*DATA SHOWN*.
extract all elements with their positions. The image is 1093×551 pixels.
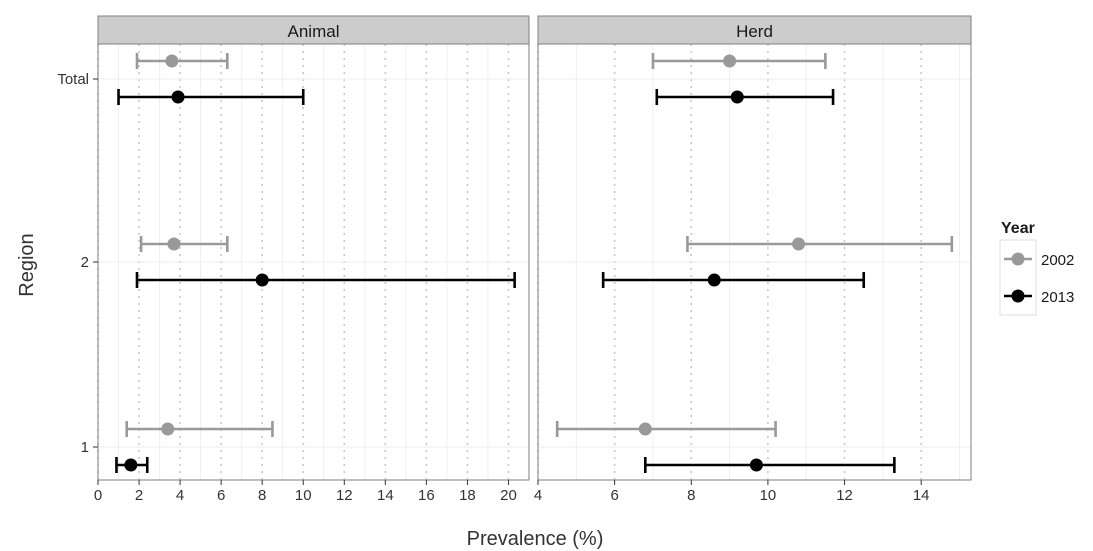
--
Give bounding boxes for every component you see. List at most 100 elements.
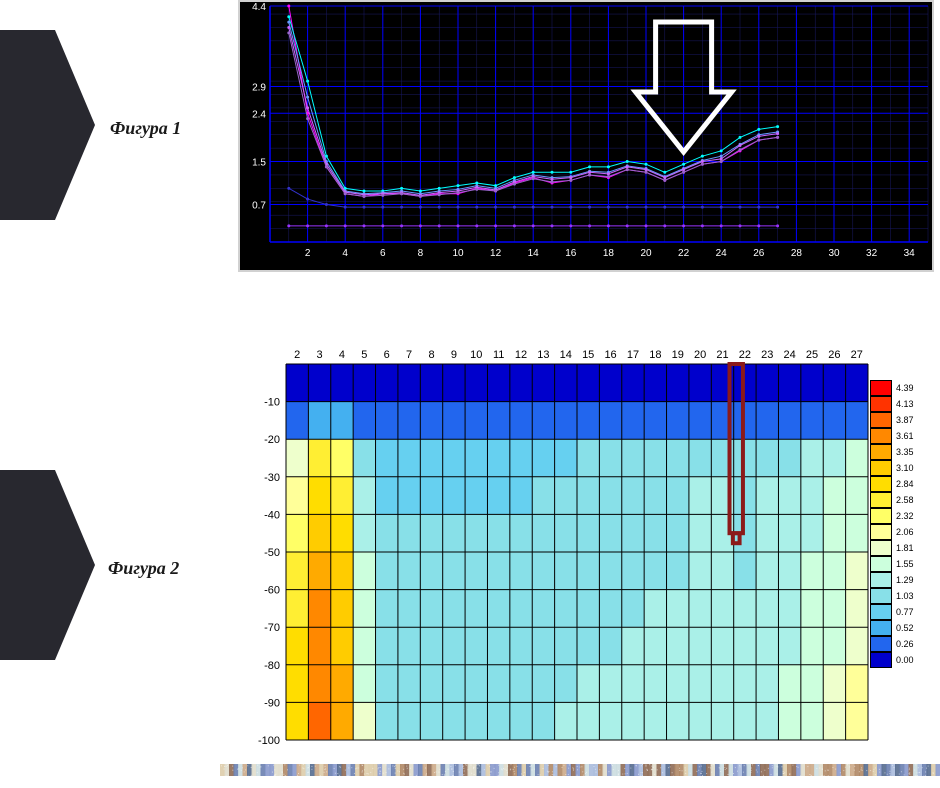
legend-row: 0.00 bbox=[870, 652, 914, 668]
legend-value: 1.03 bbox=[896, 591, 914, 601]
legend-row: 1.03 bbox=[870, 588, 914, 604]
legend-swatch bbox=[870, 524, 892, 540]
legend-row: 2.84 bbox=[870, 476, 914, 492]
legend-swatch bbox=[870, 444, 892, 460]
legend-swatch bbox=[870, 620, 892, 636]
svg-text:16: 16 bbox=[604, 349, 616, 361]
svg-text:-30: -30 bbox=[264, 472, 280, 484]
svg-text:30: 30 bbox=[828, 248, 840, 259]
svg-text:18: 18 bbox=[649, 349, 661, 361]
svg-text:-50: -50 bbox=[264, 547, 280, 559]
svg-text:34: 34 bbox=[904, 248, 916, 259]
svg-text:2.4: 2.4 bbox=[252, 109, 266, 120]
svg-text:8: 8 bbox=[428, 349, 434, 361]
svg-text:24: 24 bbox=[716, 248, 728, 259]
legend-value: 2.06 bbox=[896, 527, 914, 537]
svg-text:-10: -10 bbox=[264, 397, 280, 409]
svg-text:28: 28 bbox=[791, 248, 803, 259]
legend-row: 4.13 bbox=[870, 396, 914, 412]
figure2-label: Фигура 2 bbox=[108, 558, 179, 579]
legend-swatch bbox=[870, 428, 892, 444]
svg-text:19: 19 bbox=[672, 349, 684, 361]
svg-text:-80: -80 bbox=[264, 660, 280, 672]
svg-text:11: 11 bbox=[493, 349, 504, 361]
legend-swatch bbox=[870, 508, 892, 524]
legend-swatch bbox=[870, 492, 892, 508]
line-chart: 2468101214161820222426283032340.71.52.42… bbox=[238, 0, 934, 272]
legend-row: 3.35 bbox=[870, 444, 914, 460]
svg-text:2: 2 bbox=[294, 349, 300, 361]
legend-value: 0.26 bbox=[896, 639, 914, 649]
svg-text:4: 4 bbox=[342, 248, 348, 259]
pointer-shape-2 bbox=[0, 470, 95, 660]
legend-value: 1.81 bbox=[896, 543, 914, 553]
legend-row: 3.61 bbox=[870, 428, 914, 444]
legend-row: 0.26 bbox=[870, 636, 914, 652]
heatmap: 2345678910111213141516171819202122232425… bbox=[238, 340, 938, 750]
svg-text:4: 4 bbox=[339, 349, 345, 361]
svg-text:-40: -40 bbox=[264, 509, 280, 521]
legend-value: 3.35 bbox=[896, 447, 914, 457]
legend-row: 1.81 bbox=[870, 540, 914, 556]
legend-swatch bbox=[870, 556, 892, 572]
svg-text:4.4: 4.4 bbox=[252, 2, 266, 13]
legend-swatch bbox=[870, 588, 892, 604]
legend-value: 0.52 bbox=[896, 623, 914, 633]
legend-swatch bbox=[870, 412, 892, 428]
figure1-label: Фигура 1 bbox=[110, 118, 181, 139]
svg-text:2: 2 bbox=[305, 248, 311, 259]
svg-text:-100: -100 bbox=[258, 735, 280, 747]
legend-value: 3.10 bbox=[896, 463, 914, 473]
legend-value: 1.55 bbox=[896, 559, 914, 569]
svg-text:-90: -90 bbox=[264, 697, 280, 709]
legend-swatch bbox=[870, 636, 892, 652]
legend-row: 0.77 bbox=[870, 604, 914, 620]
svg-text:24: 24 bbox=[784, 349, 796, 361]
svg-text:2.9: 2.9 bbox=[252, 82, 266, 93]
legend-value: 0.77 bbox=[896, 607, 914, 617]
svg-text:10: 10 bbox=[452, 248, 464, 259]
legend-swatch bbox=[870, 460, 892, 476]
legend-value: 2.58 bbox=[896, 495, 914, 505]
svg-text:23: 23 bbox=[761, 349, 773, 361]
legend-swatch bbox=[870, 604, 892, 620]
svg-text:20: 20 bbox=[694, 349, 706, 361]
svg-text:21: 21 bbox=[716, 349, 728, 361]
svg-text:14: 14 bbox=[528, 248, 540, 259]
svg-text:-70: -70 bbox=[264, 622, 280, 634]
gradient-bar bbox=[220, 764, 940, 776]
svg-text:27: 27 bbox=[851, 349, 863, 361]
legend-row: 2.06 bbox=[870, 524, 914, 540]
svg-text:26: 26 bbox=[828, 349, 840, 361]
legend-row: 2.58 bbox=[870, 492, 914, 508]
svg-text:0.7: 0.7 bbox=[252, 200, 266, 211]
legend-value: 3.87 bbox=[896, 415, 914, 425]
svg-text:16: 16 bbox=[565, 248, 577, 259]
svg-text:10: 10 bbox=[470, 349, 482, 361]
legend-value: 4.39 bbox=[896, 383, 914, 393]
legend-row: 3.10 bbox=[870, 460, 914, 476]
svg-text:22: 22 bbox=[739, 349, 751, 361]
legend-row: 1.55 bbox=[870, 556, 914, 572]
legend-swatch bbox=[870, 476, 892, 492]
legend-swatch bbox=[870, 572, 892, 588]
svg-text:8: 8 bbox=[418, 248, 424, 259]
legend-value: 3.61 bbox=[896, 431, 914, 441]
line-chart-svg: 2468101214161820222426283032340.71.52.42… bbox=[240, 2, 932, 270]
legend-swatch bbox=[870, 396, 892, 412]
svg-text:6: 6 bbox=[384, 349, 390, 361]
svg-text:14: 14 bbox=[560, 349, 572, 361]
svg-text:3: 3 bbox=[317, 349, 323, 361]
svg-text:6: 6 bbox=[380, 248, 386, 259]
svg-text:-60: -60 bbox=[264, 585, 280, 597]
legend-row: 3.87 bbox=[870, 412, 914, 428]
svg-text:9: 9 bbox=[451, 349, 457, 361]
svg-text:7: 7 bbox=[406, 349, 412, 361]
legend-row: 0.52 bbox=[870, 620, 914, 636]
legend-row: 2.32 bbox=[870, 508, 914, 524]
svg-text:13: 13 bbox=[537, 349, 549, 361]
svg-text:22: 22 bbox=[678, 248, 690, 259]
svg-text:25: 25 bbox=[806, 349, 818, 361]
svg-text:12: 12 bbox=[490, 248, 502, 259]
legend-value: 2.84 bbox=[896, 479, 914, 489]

*EXERCISE DIRECTIONS*.
Show every line in the entries above that contains the string "elements".

*RESULT FOR THIS TASK*.
extract all elements with their positions. The image is 1093×551 pixels.
Give bounding boxes for every component you see. List at most 100 elements.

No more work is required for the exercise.